Exercise aim:
The records below must be output exactly, without pictures.

===== Data rows =====

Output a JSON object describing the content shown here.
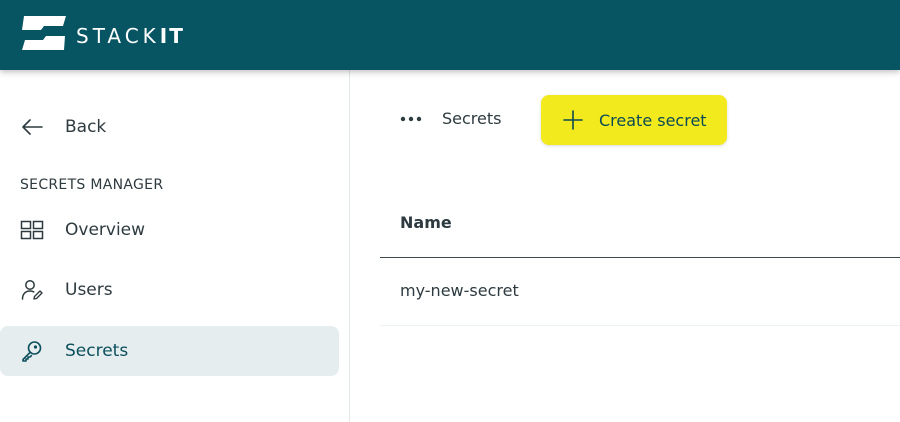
{
  "header": {
    "brand": {
      "light": "STACK",
      "bold": "IT"
    },
    "background_color": "#075463"
  },
  "sidebar": {
    "back_label": "Back",
    "section_title": "SECRETS MANAGER",
    "items": [
      {
        "label": "Overview",
        "icon": "grid-icon",
        "active": false
      },
      {
        "label": "Users",
        "icon": "user-edit-icon",
        "active": false
      },
      {
        "label": "Secrets",
        "icon": "key-icon",
        "active": true
      }
    ],
    "active_background": "#e5edef"
  },
  "main": {
    "breadcrumb": "Secrets",
    "create_button_label": "Create secret",
    "create_button_color": "#f2ea1c",
    "table": {
      "columns": [
        "Name"
      ],
      "rows": [
        {
          "name": "my-new-secret"
        }
      ]
    }
  }
}
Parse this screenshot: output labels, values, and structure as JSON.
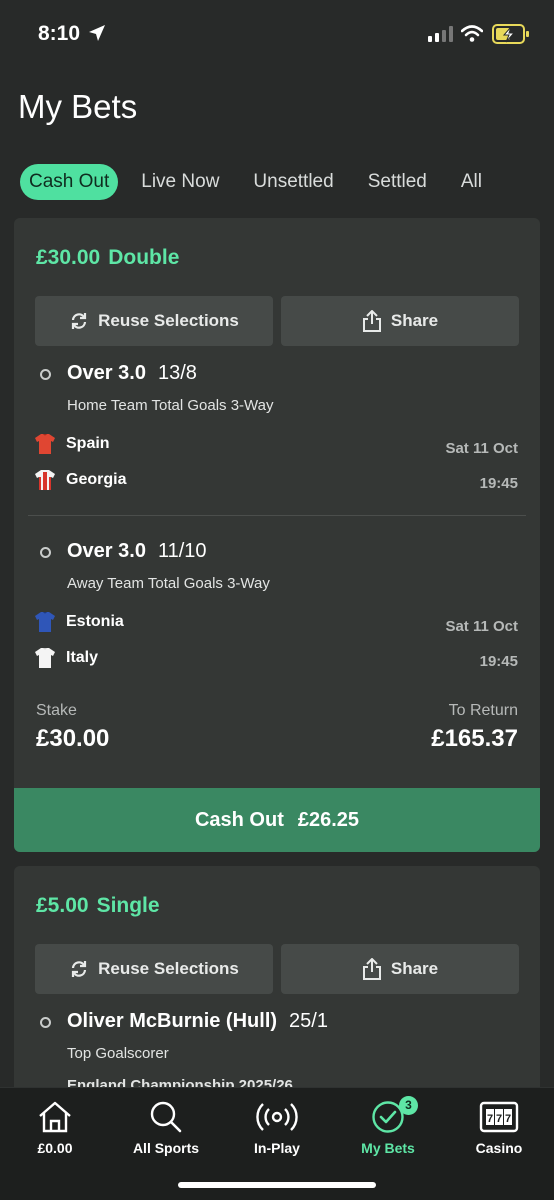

=====

Response below:
Output a JSON object describing the content shown here.
{
  "header": {
    "brand": {
      "light": "STACK",
      "bold": "IT"
    },
    "background_color": "#075463"
  },
  "sidebar": {
    "back_label": "Back",
    "section_title": "SECRETS MANAGER",
    "items": [
      {
        "label": "Overview",
        "icon": "grid-icon",
        "active": false
      },
      {
        "label": "Users",
        "icon": "user-edit-icon",
        "active": false
      },
      {
        "label": "Secrets",
        "icon": "key-icon",
        "active": true
      }
    ],
    "active_background": "#e5edef"
  },
  "main": {
    "breadcrumb": "Secrets",
    "create_button_label": "Create secret",
    "create_button_color": "#f2ea1c",
    "table": {
      "columns": [
        "Name"
      ],
      "rows": [
        {
          "name": "my-new-secret"
        }
      ]
    }
  }
}
Parse this screenshot: output labels, values, and structure as JSON.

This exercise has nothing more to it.